▶ [EXERCISE PROMPT]: Pull out all lines from the listing below in which the word "Vista" appears.

(Stored data entries)
+---+
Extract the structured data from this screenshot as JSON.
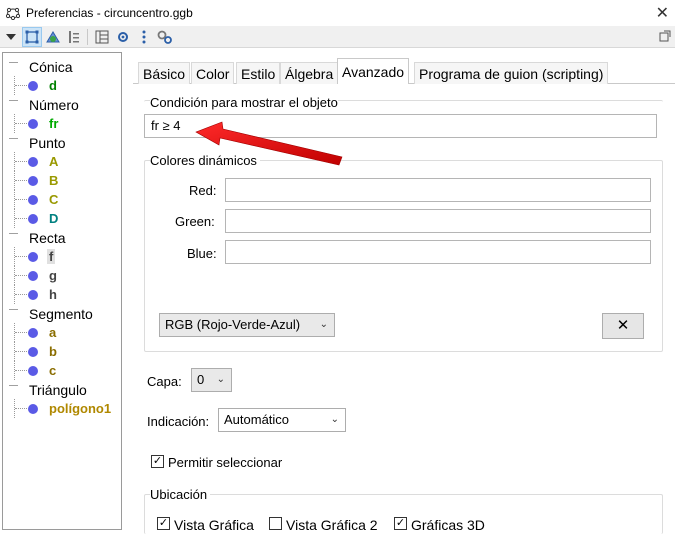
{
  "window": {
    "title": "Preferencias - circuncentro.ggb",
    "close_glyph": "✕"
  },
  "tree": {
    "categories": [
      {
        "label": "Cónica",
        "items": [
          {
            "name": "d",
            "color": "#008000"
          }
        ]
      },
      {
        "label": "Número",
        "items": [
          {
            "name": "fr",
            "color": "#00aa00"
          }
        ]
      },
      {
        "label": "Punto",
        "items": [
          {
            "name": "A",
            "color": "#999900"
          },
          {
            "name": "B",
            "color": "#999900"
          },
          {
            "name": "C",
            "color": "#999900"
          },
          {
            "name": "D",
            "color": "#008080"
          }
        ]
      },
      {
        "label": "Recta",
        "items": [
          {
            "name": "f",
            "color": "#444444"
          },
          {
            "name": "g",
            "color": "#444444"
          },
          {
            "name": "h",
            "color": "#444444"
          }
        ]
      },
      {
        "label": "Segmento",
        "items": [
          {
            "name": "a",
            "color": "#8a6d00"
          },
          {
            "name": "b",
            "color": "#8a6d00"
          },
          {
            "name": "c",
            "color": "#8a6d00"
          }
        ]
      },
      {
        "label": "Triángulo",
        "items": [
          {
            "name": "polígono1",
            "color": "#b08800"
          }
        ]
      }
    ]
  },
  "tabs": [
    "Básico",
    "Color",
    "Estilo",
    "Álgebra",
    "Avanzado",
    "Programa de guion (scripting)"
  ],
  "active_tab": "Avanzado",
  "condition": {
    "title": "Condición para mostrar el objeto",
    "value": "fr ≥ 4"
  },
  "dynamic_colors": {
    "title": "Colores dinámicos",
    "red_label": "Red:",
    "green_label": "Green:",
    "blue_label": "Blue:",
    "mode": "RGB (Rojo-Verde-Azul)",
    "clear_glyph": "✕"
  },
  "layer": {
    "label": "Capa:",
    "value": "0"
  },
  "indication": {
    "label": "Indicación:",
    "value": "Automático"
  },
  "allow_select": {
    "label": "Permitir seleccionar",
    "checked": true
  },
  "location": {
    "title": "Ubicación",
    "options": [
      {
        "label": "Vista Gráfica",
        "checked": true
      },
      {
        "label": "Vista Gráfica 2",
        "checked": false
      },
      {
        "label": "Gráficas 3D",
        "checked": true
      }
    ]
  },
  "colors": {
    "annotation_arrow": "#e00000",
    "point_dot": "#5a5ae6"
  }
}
+---+
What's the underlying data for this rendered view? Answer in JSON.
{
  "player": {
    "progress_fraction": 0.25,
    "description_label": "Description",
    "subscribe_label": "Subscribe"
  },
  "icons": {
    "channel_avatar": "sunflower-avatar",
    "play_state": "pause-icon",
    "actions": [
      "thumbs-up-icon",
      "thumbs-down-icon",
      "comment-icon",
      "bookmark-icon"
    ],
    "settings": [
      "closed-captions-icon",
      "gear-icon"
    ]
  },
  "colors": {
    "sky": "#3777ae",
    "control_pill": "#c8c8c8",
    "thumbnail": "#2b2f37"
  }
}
+---+
▶ [RESULT FOR THIS EXERCISE]:
        "label": "Vista Gráfica",
        "label": "Vista Gráfica 2",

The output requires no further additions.